Print all of the entries exactly, minus the pictures.

Exercise inputs
((
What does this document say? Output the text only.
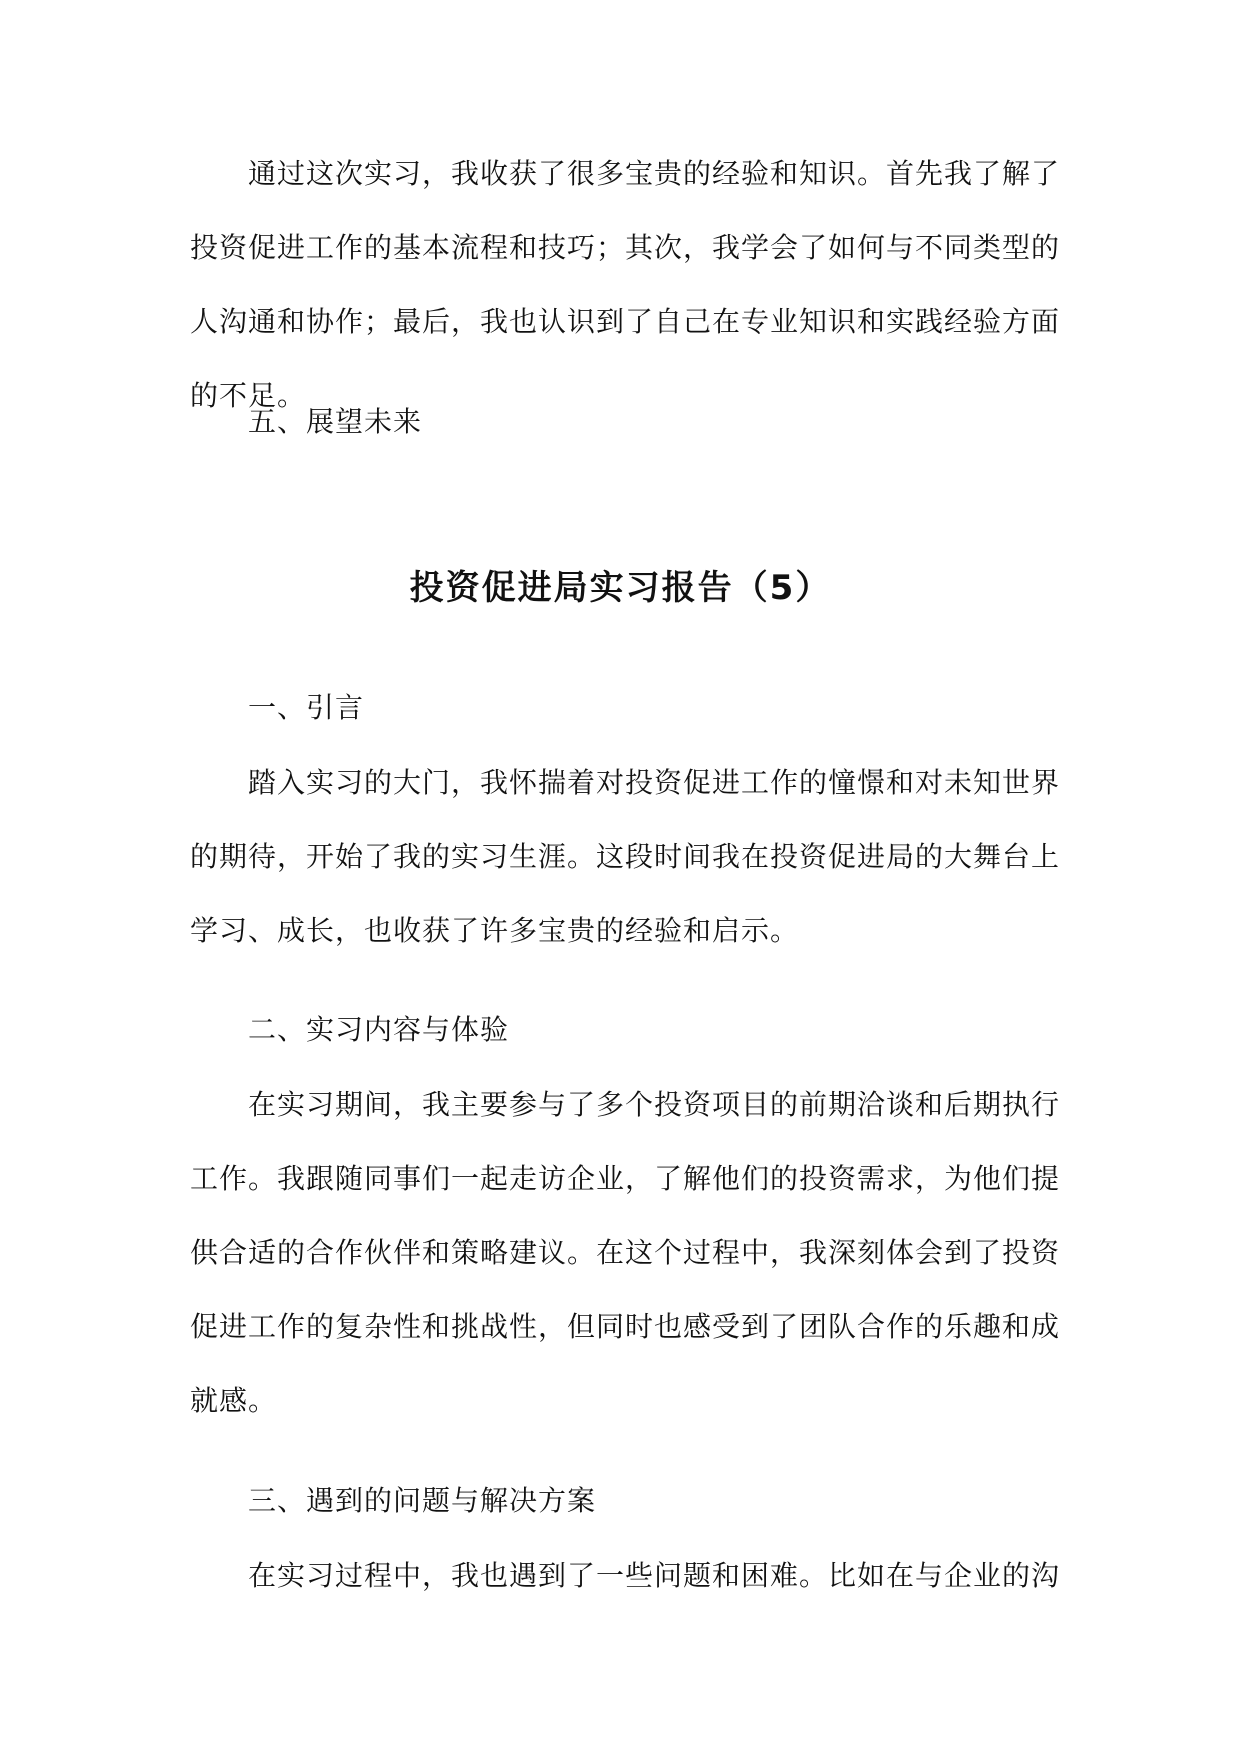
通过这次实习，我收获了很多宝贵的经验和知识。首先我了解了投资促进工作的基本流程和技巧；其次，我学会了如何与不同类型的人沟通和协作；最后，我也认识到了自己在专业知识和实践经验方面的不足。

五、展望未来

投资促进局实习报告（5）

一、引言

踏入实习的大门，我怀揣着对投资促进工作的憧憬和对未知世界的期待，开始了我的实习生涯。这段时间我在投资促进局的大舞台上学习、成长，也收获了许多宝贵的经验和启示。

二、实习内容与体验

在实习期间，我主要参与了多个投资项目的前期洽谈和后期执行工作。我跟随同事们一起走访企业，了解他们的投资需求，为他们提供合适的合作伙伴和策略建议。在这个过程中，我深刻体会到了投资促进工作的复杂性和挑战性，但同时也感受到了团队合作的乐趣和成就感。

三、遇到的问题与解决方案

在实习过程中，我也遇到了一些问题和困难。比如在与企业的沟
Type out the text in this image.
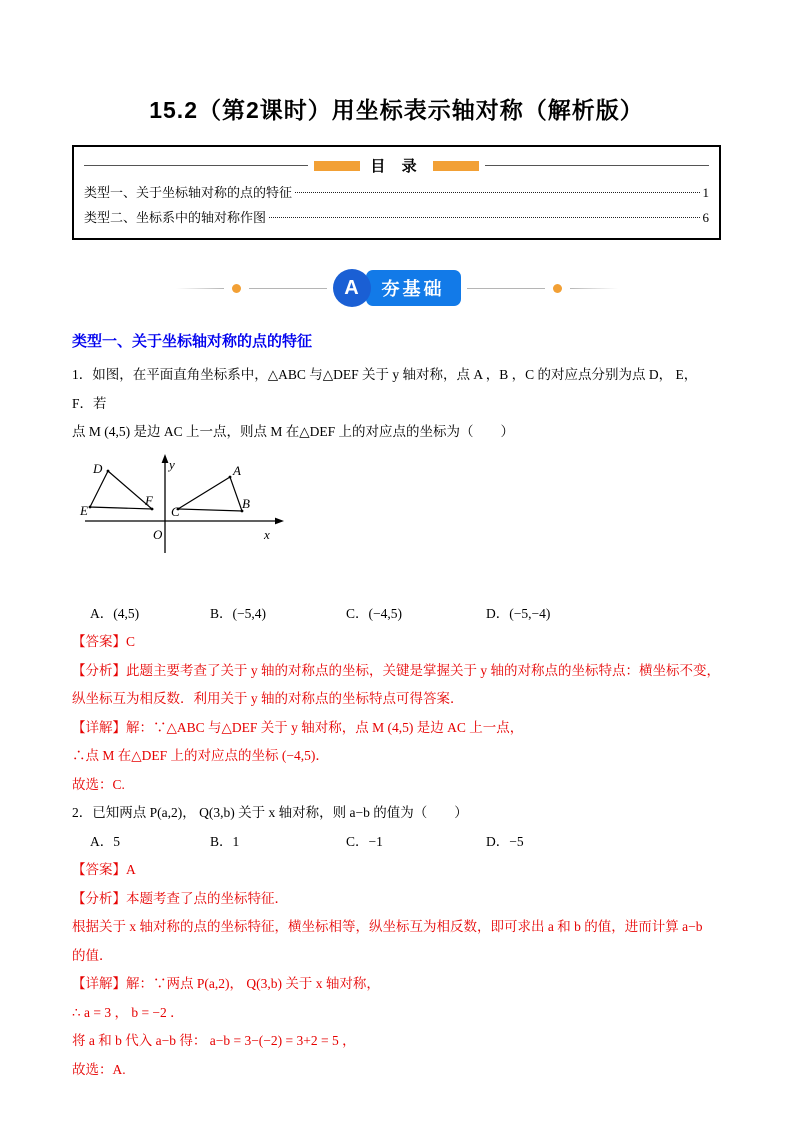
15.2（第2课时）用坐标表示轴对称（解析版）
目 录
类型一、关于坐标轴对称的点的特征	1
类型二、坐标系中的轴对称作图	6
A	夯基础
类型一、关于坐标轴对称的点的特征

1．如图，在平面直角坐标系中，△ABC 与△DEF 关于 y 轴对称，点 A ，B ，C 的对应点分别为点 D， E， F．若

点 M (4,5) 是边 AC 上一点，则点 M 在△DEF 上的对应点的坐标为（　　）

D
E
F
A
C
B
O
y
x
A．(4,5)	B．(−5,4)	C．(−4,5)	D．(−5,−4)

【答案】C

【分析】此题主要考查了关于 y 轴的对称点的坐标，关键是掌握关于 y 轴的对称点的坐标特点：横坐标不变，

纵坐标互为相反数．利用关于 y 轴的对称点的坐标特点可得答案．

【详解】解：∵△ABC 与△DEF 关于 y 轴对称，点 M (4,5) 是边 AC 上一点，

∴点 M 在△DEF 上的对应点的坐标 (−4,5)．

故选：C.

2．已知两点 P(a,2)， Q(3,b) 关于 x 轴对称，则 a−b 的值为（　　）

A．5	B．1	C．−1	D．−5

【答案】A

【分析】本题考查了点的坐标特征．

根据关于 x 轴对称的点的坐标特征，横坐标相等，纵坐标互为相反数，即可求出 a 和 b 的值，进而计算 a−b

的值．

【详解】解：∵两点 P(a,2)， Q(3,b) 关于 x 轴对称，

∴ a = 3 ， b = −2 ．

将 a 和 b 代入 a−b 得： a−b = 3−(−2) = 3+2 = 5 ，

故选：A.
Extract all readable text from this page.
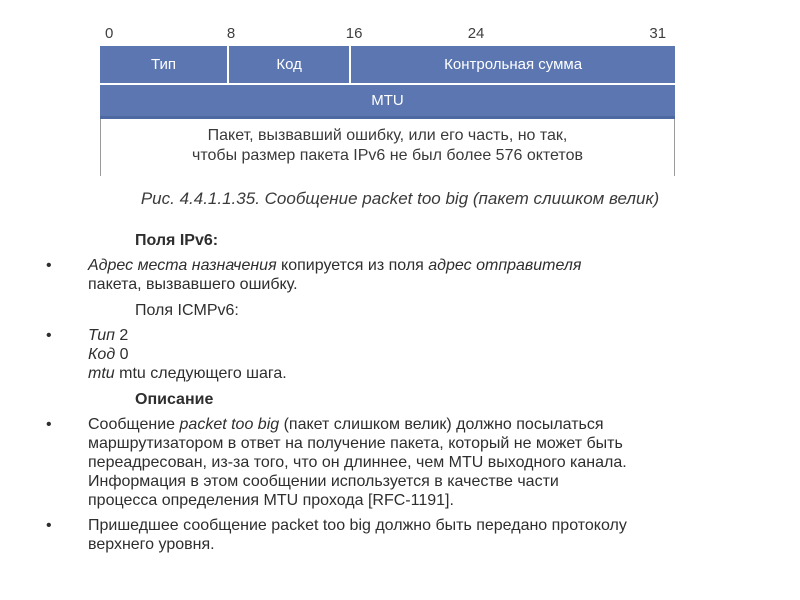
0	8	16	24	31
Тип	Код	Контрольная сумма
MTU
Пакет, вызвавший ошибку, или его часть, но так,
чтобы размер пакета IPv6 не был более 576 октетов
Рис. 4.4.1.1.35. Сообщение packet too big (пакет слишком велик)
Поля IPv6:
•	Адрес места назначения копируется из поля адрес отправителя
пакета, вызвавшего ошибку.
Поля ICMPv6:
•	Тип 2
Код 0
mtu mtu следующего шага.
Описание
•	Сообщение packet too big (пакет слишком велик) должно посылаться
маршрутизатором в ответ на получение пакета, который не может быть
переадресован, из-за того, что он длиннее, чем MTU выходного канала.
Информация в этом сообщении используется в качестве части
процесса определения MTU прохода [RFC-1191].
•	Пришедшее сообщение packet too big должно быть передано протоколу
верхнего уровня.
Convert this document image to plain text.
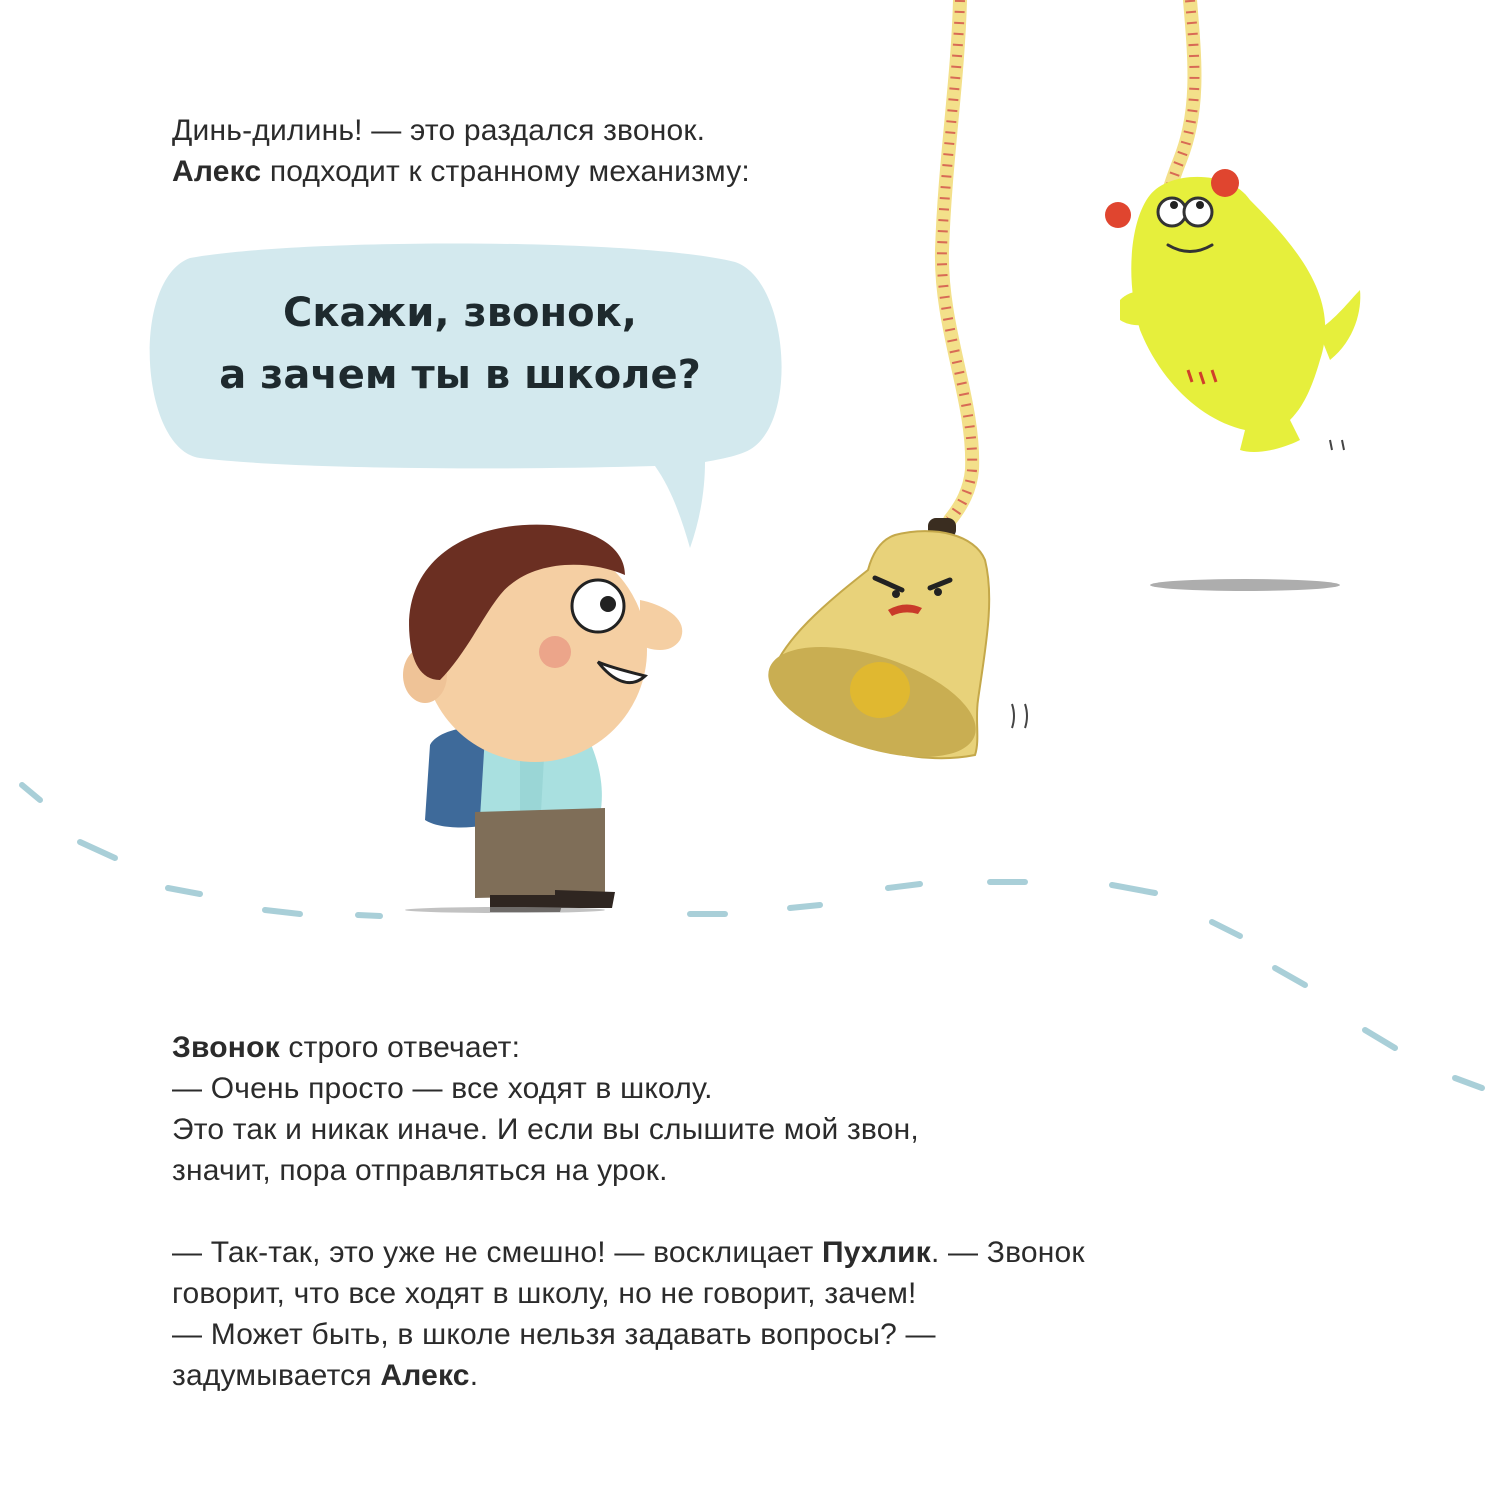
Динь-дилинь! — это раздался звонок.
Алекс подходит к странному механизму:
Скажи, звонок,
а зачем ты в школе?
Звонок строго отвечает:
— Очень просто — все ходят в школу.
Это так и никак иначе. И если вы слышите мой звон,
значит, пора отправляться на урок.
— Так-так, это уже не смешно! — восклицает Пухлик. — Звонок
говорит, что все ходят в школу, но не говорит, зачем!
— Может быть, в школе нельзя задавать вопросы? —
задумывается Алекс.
))
Full answer
What does this document say? Output the text only.
通过这次实习，我收获了很多宝贵的经验和知识。首先我了解了投资促进工作的基本流程和技巧；其次，我学会了如何与不同类型的人沟通和协作；最后，我也认识到了自己在专业知识和实践经验方面的不足。

五、展望未来

投资促进局实习报告（5）

一、引言

踏入实习的大门，我怀揣着对投资促进工作的憧憬和对未知世界的期待，开始了我的实习生涯。这段时间我在投资促进局的大舞台上学习、成长，也收获了许多宝贵的经验和启示。

二、实习内容与体验

在实习期间，我主要参与了多个投资项目的前期洽谈和后期执行工作。我跟随同事们一起走访企业，了解他们的投资需求，为他们提供合适的合作伙伴和策略建议。在这个过程中，我深刻体会到了投资促进工作的复杂性和挑战性，但同时也感受到了团队合作的乐趣和成就感。

三、遇到的问题与解决方案

在实习过程中，我也遇到了一些问题和困难。比如在与企业的沟
Type out the text in this image.
15.2（第2课时）用坐标表示轴对称（解析版）
目 录
类型一、关于坐标轴对称的点的特征	1
类型二、坐标系中的轴对称作图	6
A	夯基础
类型一、关于坐标轴对称的点的特征

1．如图，在平面直角坐标系中，△ABC 与△DEF 关于 y 轴对称，点 A ，B ，C 的对应点分别为点 D， E， F．若

点 M (4,5) 是边 AC 上一点，则点 M 在△DEF 上的对应点的坐标为（　　）

D
E
F
A
C
B
O
y
x
A．(4,5)	B．(−5,4)	C．(−4,5)	D．(−5,−4)

【答案】C

【分析】此题主要考查了关于 y 轴的对称点的坐标，关键是掌握关于 y 轴的对称点的坐标特点：横坐标不变，

纵坐标互为相反数．利用关于 y 轴的对称点的坐标特点可得答案．

【详解】解：∵△ABC 与△DEF 关于 y 轴对称，点 M (4,5) 是边 AC 上一点，

∴点 M 在△DEF 上的对应点的坐标 (−4,5)．

故选：C.

2．已知两点 P(a,2)， Q(3,b) 关于 x 轴对称，则 a−b 的值为（　　）

A．5	B．1	C．−1	D．−5

【答案】A

【分析】本题考查了点的坐标特征．

根据关于 x 轴对称的点的坐标特征，横坐标相等，纵坐标互为相反数，即可求出 a 和 b 的值，进而计算 a−b

的值．

【详解】解：∵两点 P(a,2)， Q(3,b) 关于 x 轴对称，

∴ a = 3 ， b = −2 ．

将 a 和 b 代入 a−b 得： a−b = 3−(−2) = 3+2 = 5 ，

故选：A.
Extract all readable text from this page.
0	8	16	24	31
Тип	Код	Контрольная сумма
MTU
Пакет, вызвавший ошибку, или его часть, но так,
чтобы размер пакета IPv6 не был более 576 октетов
Рис. 4.4.1.1.35. Сообщение packet too big (пакет слишком велик)
Поля IPv6:
•	Адрес места назначения копируется из поля адрес отправителя
пакета, вызвавшего ошибку.
Поля ICMPv6:
•	Тип 2
Код 0
mtu mtu следующего шага.
Описание
•	Сообщение packet too big (пакет слишком велик) должно посылаться
маршрутизатором в ответ на получение пакета, который не может быть
переадресован, из-за того, что он длиннее, чем MTU выходного канала.
Информация в этом сообщении используется в качестве части
процесса определения MTU прохода [RFC-1191].
•	Пришедшее сообщение packet too big должно быть передано протоколу
верхнего уровня.
Convert this document image to plain text.
Динь-дилинь! — это раздался звонок.
Алекс подходит к странному механизму:
Скажи, звонок,
а зачем ты в школе?
Звонок строго отвечает:
— Очень просто — все ходят в школу.
Это так и никак иначе. И если вы слышите мой звон,
значит, пора отправляться на урок.
— Так-так, это уже не смешно! — восклицает Пухлик. — Звонок
говорит, что все ходят в школу, но не говорит, зачем!
— Может быть, в школе нельзя задавать вопросы? —
задумывается Алекс.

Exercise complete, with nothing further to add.